Output each line of the material exactly as it stands.

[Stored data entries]
++++++++++

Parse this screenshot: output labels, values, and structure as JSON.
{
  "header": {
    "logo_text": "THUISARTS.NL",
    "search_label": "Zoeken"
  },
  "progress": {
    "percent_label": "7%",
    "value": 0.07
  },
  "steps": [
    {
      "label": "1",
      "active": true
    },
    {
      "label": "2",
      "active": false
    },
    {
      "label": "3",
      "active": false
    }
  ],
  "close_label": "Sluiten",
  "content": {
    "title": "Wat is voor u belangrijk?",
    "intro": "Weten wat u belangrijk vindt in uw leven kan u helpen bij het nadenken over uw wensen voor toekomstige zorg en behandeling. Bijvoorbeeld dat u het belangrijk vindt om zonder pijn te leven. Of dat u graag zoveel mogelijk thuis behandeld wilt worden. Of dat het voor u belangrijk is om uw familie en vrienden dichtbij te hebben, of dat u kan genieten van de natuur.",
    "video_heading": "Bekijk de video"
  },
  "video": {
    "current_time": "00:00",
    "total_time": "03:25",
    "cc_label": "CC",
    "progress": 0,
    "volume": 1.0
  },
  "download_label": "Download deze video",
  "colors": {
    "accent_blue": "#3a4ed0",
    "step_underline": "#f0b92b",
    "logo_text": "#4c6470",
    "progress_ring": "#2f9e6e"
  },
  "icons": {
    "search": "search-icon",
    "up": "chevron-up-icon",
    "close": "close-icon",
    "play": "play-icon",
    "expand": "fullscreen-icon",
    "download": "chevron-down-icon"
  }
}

++++++++++

RESPONSE -
Parse this screenshot: output labels, values, and structure as JSON.
{
  "header": {
    "logo_text": "THUISARTS.NL",
    "search_label": "Zoeken"
  },
  "progress": {
    "percent_label": "7%",
    "value": 0.07
  },
  "steps": [
    {
      "label": "1",
      "active": true
    },
    {
      "label": "2",
      "active": false
    },
    {
      "label": "3",
      "active": false
    }
  ],
  "close_label": "Sluiten",
  "content": {
    "title": "Wat is voor u belangrijk?",
    "intro": "Weten wat u belangrijk vindt in uw leven kan u helpen bij het nadenken over uw wensen voor toekomstige zorg en behandeling. Bijvoorbeeld dat u het belangrijk vindt om zonder pijn te leven. Of dat u graag zoveel mogelijk thuis behandeld wilt worden. Of dat het voor u belangrijk is om uw familie en vrienden dichtbij te hebben, of dat u kan genieten van de natuur.",
    "video_heading": "Bekijk de video"
  },
  "video": {
    "current_time": "00:00",
    "total_time": "03:25",
    "cc_label": "CC",
    "progress": 0,
    "volume": 1.0
  },
  "download_label": "Download deze video",
  "colors": {
    "accent_blue": "#3a4ed0",
    "step_underline": "#f0b92b",
    "logo_text": "#4c6470",
    "progress_ring": "#2f9e6e"
  },
  "icons": {
    "search": "search-icon",
    "up": "chevron-up-icon",
    "close": "close-icon",
    "play": "play-icon",
    "expand": "fullscreen-icon",
    "download": "chevron-down-icon"
  }
}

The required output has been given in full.